◆ Directive: Scan the data below. Pull out each line where "What" occurs.

◆ Data rows:
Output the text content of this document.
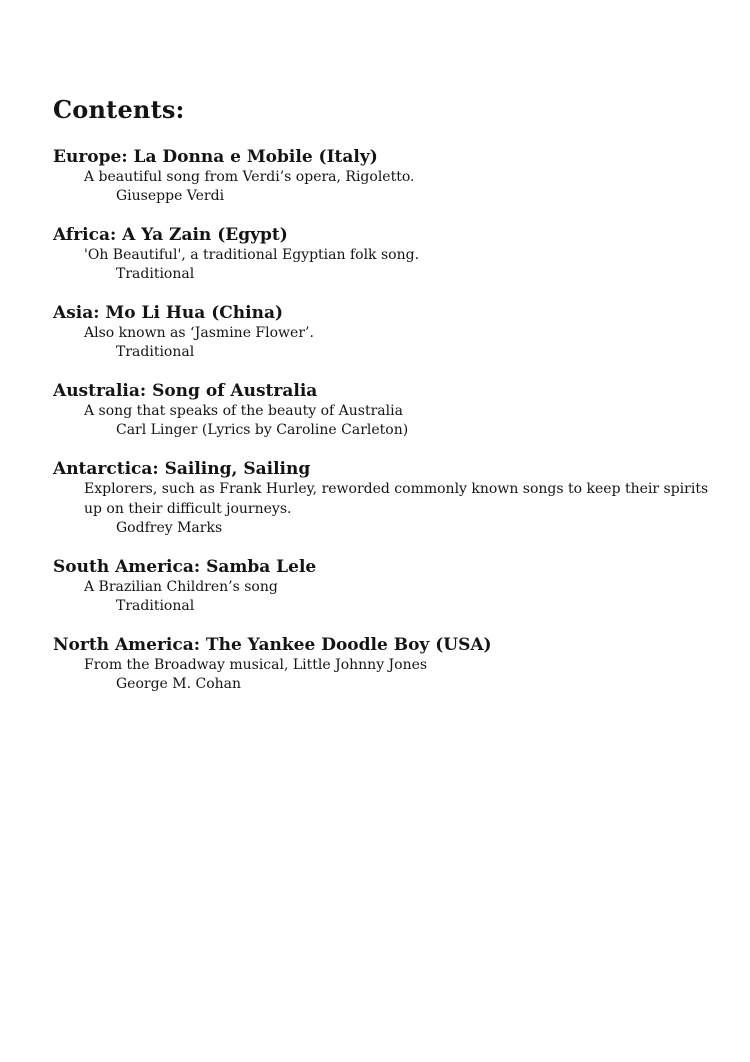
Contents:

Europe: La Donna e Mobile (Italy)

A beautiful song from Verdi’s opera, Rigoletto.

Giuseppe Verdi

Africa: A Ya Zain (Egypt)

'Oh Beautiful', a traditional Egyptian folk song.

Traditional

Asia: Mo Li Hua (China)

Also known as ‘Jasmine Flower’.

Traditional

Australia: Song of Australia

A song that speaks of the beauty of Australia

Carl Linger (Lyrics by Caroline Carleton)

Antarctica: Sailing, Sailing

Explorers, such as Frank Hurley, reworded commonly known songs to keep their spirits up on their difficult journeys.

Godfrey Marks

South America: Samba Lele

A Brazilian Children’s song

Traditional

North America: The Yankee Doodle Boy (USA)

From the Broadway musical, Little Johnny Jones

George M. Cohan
* * *
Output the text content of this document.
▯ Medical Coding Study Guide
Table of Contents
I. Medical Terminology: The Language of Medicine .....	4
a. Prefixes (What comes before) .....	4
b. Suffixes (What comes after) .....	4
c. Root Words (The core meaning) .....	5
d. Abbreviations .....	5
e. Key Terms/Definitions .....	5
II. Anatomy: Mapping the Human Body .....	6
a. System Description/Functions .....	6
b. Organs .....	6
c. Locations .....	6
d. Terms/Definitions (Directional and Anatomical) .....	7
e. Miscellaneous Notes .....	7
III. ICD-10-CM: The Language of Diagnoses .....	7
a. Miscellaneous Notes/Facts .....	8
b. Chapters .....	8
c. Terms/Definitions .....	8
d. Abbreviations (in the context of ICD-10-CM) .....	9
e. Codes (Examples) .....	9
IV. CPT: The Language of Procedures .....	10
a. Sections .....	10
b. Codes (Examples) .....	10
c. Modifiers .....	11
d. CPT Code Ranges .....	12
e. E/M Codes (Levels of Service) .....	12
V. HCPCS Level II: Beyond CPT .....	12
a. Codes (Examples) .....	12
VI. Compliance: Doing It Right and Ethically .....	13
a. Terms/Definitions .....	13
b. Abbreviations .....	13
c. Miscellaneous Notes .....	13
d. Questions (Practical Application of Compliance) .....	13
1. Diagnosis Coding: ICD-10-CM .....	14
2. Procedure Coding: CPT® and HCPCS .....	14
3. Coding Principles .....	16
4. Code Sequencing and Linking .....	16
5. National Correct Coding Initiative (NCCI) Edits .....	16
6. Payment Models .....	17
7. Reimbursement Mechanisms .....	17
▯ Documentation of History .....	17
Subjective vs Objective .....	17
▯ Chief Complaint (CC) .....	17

◆ Task result:
a. Prefixes (What comes before) .....	4
b. Suffixes (What comes after) .....	4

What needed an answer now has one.